## Task
Copy everything from the start of the records down to the line containing "stepper-up-icon[interactable]: ▲ [232,55,247,65]", including that line. Keep every character unchanged.
>> Start
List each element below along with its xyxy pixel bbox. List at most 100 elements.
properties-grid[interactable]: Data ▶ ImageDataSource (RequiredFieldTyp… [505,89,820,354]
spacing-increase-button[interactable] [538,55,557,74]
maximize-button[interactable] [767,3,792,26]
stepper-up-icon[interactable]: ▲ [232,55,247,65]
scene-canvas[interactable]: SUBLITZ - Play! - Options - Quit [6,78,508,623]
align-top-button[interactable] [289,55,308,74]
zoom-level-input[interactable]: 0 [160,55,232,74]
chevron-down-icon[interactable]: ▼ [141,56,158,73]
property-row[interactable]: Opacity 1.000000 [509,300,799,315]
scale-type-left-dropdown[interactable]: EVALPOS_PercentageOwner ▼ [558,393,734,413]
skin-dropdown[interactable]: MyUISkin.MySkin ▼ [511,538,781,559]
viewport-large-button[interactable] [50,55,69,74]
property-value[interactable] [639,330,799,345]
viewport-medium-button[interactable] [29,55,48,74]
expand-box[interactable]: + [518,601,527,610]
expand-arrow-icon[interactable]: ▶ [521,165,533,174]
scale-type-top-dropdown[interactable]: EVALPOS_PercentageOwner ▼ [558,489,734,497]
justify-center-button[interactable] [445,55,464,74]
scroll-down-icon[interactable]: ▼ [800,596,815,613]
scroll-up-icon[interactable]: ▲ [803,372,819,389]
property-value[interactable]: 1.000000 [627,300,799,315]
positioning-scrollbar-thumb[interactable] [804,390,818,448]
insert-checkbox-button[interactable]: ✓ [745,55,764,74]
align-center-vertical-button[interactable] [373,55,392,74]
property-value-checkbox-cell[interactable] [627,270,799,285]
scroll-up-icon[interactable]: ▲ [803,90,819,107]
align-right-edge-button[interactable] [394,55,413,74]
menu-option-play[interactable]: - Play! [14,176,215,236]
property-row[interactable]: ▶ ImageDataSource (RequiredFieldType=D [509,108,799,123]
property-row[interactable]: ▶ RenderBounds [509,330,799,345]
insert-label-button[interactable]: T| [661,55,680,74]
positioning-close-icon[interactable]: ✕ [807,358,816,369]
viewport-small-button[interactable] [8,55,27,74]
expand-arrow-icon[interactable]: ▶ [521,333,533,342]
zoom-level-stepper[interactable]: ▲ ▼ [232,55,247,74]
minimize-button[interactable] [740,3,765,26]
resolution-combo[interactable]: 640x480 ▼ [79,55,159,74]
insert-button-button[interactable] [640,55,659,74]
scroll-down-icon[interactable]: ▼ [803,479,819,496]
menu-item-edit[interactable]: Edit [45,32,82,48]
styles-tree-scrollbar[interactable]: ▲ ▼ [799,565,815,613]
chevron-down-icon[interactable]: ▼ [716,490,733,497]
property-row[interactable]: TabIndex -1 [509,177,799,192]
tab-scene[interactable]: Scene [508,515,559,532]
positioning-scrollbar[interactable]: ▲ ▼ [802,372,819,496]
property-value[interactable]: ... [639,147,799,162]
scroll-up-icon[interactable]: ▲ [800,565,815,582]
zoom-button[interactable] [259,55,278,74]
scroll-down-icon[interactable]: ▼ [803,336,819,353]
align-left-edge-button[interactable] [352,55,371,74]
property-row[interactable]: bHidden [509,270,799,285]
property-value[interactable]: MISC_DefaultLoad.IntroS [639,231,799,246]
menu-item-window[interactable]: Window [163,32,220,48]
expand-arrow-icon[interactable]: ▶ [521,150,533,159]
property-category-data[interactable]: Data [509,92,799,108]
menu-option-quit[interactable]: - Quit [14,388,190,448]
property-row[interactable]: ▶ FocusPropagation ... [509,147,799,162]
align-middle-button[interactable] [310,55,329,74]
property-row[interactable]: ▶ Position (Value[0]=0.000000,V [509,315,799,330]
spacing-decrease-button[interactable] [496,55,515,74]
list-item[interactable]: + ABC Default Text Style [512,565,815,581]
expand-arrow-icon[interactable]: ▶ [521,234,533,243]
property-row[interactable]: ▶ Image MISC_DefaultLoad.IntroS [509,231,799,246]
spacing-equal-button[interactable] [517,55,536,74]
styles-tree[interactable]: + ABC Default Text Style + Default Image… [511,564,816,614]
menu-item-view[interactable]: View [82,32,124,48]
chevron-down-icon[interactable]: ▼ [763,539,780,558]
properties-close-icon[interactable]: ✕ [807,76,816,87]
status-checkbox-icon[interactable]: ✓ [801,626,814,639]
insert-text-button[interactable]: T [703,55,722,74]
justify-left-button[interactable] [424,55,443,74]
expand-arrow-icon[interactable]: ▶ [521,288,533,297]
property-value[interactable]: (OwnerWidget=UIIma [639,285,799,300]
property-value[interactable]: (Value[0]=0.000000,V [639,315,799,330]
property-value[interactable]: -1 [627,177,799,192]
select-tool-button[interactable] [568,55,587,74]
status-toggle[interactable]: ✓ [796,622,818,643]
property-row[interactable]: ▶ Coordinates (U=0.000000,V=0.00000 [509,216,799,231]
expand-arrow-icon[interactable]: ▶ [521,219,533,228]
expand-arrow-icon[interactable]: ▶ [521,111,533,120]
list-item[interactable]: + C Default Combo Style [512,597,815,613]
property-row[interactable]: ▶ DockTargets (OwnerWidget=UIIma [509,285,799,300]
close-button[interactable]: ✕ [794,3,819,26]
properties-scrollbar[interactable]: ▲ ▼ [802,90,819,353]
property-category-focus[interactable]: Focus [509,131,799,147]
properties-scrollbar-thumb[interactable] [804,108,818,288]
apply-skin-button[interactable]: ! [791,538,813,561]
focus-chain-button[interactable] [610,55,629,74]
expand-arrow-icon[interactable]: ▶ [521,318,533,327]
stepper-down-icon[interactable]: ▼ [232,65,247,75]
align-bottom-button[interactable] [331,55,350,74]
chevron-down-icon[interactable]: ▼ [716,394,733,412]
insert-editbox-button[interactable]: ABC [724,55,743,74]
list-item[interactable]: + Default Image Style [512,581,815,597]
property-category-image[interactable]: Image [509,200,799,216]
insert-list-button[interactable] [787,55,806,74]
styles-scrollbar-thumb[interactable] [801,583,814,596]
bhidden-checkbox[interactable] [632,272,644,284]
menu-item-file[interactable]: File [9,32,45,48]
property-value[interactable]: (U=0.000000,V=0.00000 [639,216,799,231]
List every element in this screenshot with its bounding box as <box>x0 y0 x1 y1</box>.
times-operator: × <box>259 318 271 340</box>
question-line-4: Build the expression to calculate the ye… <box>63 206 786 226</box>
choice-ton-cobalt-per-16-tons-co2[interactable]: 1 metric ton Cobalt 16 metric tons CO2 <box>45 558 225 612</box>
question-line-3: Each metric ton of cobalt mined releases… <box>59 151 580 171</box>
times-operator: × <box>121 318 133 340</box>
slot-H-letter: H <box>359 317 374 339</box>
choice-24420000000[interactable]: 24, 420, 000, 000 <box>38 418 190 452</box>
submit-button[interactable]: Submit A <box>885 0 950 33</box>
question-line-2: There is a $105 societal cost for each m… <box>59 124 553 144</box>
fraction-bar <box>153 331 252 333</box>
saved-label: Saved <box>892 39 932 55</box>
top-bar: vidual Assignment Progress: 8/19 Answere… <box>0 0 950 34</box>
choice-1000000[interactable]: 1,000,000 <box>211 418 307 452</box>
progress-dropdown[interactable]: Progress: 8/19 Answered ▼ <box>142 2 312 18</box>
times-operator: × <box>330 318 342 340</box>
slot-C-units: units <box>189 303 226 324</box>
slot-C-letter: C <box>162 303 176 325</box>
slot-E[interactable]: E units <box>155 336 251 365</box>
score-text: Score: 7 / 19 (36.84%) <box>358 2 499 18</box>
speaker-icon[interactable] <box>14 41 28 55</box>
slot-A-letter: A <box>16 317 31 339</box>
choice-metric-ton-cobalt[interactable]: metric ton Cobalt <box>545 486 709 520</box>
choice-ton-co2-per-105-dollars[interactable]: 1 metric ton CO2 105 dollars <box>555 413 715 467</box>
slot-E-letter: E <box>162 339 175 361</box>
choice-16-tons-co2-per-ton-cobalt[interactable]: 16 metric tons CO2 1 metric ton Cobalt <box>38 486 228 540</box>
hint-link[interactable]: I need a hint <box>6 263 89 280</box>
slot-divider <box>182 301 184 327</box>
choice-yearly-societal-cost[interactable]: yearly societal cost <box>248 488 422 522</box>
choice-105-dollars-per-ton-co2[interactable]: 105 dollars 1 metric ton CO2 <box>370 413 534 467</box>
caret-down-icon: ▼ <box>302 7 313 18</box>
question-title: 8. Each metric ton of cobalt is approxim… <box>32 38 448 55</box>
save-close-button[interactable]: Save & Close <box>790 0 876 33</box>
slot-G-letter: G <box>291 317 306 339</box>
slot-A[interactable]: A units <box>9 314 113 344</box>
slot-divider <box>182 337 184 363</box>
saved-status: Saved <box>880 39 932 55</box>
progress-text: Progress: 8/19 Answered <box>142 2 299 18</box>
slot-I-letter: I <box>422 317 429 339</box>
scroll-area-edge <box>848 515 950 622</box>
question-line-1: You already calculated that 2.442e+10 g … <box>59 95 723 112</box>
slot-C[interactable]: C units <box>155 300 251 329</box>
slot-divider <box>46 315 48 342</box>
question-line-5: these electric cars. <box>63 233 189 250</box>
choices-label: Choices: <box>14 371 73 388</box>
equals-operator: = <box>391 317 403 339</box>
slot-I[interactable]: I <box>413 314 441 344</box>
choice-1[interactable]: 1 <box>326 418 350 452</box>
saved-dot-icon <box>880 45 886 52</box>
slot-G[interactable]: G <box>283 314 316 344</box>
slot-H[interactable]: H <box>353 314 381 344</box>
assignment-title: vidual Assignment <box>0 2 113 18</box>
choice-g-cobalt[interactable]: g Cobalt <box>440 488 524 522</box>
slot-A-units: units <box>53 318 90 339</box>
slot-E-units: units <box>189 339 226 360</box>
>> End
## The solution
List each element below along with its xyxy pixel bbox. List at most 100 elements.
properties-grid[interactable]: Data ▶ ImageDataSource (RequiredFieldTyp… [505,89,820,354]
spacing-increase-button[interactable] [538,55,557,74]
maximize-button[interactable] [767,3,792,26]
stepper-up-icon[interactable]: ▲ [232,55,247,65]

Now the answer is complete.